### Recorded data
--------
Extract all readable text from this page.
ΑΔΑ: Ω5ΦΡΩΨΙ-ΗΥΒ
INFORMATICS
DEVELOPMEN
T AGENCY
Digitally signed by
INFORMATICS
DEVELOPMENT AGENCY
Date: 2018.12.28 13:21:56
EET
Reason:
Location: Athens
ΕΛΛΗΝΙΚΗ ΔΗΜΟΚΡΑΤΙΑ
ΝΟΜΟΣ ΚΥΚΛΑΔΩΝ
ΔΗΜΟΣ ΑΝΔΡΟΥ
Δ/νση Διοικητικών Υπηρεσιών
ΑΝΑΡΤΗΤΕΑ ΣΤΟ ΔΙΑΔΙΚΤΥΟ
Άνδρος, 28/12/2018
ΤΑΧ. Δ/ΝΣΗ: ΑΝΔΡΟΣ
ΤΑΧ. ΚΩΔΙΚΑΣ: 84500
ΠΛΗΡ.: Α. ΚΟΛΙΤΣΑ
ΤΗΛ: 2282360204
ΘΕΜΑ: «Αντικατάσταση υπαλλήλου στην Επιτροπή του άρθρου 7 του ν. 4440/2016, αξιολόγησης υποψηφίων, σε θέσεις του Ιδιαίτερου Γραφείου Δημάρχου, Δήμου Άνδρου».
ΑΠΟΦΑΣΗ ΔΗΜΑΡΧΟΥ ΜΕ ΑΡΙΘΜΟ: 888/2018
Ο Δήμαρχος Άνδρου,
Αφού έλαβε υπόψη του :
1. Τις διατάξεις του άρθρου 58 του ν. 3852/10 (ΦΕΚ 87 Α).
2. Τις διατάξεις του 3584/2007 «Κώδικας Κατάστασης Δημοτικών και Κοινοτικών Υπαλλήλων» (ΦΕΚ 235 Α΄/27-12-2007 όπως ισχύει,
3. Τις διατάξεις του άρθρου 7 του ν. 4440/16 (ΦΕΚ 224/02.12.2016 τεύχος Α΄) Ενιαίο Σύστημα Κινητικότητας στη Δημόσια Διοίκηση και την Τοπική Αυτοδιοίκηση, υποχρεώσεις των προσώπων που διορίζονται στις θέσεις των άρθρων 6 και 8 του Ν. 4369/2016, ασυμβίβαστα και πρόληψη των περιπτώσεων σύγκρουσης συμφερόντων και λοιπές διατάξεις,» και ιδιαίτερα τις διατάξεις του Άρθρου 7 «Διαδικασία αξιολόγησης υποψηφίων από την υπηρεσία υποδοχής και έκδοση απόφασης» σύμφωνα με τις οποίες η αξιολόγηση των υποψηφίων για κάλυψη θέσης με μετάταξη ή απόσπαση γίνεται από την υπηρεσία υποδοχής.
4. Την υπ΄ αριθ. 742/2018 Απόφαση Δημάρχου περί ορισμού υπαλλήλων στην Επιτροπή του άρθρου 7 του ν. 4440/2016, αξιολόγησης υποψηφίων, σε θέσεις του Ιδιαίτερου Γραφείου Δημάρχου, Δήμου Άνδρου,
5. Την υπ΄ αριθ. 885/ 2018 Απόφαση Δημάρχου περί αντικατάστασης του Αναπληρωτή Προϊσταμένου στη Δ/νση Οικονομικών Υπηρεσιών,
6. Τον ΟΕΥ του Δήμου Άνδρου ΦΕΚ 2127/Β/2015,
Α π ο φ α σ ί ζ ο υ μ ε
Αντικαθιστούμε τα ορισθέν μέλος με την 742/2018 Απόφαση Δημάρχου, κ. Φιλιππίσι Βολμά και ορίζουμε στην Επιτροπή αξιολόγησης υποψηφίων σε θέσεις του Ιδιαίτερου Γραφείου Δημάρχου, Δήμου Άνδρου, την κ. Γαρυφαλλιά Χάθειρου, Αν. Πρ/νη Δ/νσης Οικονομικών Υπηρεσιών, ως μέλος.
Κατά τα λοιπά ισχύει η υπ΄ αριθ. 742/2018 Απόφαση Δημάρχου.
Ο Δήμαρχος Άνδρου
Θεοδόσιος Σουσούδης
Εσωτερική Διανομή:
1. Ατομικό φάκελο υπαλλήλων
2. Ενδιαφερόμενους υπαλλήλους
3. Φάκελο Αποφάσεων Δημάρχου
--------
### WHAT IS NEEDED
Each line of the material should be echoed exactly.

### TASK RESPONSE
Extract all readable text from this page.
ΑΔΑ: Ω5ΦΡΩΨΙ-ΗΥΒ
INFORMATICS
DEVELOPMEN
T AGENCY
Digitally signed by
INFORMATICS
DEVELOPMENT AGENCY
Date: 2018.12.28 13:21:56
EET
Reason:
Location: Athens
ΕΛΛΗΝΙΚΗ ΔΗΜΟΚΡΑΤΙΑ
ΝΟΜΟΣ ΚΥΚΛΑΔΩΝ
ΔΗΜΟΣ ΑΝΔΡΟΥ
Δ/νση Διοικητικών Υπηρεσιών
ΑΝΑΡΤΗΤΕΑ ΣΤΟ ΔΙΑΔΙΚΤΥΟ
Άνδρος, 28/12/2018
ΤΑΧ. Δ/ΝΣΗ: ΑΝΔΡΟΣ
ΤΑΧ. ΚΩΔΙΚΑΣ: 84500
ΠΛΗΡ.: Α. ΚΟΛΙΤΣΑ
ΤΗΛ: 2282360204
ΘΕΜΑ: «Αντικατάσταση υπαλλήλου στην Επιτροπή του άρθρου 7 του ν. 4440/2016, αξιολόγησης υποψηφίων, σε θέσεις του Ιδιαίτερου Γραφείου Δημάρχου, Δήμου Άνδρου».
ΑΠΟΦΑΣΗ ΔΗΜΑΡΧΟΥ ΜΕ ΑΡΙΘΜΟ: 888/2018
Ο Δήμαρχος Άνδρου,
Αφού έλαβε υπόψη του :
1. Τις διατάξεις του άρθρου 58 του ν. 3852/10 (ΦΕΚ 87 Α).
2. Τις διατάξεις του 3584/2007 «Κώδικας Κατάστασης Δημοτικών και Κοινοτικών Υπαλλήλων» (ΦΕΚ 235 Α΄/27-12-2007 όπως ισχύει,
3. Τις διατάξεις του άρθρου 7 του ν. 4440/16 (ΦΕΚ 224/02.12.2016 τεύχος Α΄) Ενιαίο Σύστημα Κινητικότητας στη Δημόσια Διοίκηση και την Τοπική Αυτοδιοίκηση, υποχρεώσεις των προσώπων που διορίζονται στις θέσεις των άρθρων 6 και 8 του Ν. 4369/2016, ασυμβίβαστα και πρόληψη των περιπτώσεων σύγκρουσης συμφερόντων και λοιπές διατάξεις,» και ιδιαίτερα τις διατάξεις του Άρθρου 7 «Διαδικασία αξιολόγησης υποψηφίων από την υπηρεσία υποδοχής και έκδοση απόφασης» σύμφωνα με τις οποίες η αξιολόγηση των υποψηφίων για κάλυψη θέσης με μετάταξη ή απόσπαση γίνεται από την υπηρεσία υποδοχής.
4. Την υπ΄ αριθ. 742/2018 Απόφαση Δημάρχου περί ορισμού υπαλλήλων στην Επιτροπή του άρθρου 7 του ν. 4440/2016, αξιολόγησης υποψηφίων, σε θέσεις του Ιδιαίτερου Γραφείου Δημάρχου, Δήμου Άνδρου,
5. Την υπ΄ αριθ. 885/ 2018 Απόφαση Δημάρχου περί αντικατάστασης του Αναπληρωτή Προϊσταμένου στη Δ/νση Οικονομικών Υπηρεσιών,
6. Τον ΟΕΥ του Δήμου Άνδρου ΦΕΚ 2127/Β/2015,
Α π ο φ α σ ί ζ ο υ μ ε
Αντικαθιστούμε τα ορισθέν μέλος με την 742/2018 Απόφαση Δημάρχου, κ. Φιλιππίσι Βολμά και ορίζουμε στην Επιτροπή αξιολόγησης υποψηφίων σε θέσεις του Ιδιαίτερου Γραφείου Δημάρχου, Δήμου Άνδρου, την κ. Γαρυφαλλιά Χάθειρου, Αν. Πρ/νη Δ/νσης Οικονομικών Υπηρεσιών, ως μέλος.
Κατά τα λοιπά ισχύει η υπ΄ αριθ. 742/2018 Απόφαση Δημάρχου.
Ο Δήμαρχος Άνδρου
Θεοδόσιος Σουσούδης
Εσωτερική Διανομή:
1. Ατομικό φάκελο υπαλλήλων
2. Ενδιαφερόμενους υπαλλήλους
3. Φάκελο Αποφάσεων Δημάρχου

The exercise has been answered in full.